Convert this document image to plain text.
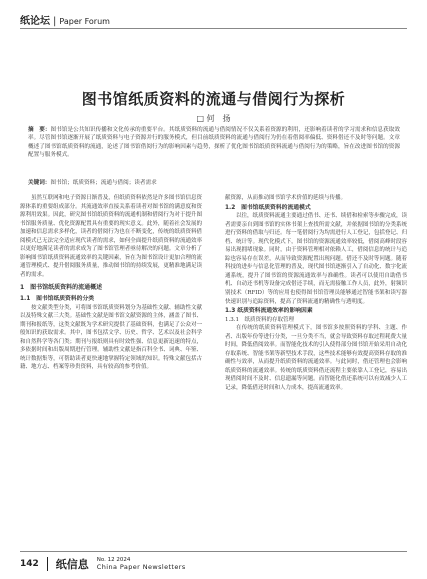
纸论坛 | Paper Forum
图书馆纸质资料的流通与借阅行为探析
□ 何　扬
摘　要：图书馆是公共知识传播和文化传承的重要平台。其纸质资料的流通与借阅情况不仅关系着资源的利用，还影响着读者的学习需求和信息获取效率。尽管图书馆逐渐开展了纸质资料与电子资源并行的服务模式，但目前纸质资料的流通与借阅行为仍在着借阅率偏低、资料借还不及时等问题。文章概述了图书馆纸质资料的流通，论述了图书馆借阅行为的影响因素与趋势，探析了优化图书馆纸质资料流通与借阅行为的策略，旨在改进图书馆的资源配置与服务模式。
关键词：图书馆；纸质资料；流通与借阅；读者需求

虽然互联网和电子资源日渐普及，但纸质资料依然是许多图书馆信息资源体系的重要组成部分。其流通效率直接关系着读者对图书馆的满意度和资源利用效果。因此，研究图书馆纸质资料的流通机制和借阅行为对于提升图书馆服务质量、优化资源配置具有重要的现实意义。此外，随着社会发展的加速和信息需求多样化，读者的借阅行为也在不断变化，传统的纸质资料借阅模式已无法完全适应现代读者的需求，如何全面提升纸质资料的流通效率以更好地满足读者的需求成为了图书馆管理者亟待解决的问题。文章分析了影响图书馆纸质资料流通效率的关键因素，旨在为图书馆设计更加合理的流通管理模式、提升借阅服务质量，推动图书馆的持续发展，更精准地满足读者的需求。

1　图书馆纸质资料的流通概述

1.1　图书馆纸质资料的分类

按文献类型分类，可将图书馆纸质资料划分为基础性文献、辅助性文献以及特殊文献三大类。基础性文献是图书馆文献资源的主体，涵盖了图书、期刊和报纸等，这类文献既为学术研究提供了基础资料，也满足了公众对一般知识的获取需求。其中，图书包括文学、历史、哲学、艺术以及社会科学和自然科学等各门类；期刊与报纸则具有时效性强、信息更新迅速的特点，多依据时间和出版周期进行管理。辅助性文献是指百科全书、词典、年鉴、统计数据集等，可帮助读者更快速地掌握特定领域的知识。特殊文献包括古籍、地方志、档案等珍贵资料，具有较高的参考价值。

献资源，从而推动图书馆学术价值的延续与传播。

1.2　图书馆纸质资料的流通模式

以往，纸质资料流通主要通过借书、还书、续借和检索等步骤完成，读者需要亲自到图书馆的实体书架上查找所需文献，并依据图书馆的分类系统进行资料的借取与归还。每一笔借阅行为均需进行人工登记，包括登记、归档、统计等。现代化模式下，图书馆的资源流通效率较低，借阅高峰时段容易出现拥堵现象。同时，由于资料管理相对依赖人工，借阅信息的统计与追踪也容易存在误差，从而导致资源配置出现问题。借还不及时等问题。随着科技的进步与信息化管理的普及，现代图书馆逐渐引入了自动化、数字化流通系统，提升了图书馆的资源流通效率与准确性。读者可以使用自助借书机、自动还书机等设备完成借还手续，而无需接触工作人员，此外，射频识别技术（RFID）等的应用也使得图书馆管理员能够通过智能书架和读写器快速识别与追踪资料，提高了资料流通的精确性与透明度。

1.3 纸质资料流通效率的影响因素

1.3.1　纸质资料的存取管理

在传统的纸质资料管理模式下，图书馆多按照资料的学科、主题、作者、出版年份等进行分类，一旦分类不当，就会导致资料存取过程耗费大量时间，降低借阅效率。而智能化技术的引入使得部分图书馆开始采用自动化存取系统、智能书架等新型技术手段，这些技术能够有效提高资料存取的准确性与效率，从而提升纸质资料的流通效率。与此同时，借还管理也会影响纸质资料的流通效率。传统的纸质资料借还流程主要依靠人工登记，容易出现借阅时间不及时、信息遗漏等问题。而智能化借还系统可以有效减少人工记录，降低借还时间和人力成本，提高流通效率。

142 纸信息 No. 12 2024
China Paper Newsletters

== == ==

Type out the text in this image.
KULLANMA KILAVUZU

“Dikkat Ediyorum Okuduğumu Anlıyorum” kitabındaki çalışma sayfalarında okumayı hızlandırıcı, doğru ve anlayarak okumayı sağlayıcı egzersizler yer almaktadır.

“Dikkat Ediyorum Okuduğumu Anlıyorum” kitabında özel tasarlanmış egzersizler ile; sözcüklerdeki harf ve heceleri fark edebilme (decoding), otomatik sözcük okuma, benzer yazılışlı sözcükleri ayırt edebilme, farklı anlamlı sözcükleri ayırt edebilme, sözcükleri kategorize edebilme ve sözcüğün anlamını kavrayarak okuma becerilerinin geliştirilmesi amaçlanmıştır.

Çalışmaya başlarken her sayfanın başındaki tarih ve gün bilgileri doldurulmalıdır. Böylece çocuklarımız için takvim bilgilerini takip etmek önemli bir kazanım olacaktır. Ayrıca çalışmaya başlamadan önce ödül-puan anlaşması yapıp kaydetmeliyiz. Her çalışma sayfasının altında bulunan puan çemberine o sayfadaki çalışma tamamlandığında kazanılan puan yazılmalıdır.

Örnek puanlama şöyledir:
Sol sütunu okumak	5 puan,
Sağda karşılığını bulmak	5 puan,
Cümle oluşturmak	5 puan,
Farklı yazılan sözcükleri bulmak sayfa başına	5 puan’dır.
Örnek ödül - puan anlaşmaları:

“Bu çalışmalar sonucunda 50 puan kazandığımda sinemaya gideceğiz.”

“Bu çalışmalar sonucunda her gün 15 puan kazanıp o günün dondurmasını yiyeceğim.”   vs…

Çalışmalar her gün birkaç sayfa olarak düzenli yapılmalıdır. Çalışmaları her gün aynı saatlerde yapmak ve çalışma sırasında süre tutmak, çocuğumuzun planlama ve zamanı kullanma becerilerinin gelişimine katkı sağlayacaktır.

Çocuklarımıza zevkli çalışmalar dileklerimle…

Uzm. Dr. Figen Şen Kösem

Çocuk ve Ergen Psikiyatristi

== == ==

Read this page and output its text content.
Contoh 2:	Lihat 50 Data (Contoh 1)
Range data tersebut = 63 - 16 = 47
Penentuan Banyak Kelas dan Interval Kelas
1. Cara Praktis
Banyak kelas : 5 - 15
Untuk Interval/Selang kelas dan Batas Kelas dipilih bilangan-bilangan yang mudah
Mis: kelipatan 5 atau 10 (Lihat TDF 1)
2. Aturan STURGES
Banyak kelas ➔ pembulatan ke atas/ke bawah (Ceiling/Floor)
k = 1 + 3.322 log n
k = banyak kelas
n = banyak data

== == ==

**Task instructions**: Copy all the lines above that hold the string "image".

**Solution for this problem**:
Convert this document image to plain text.
Type out the text in this image.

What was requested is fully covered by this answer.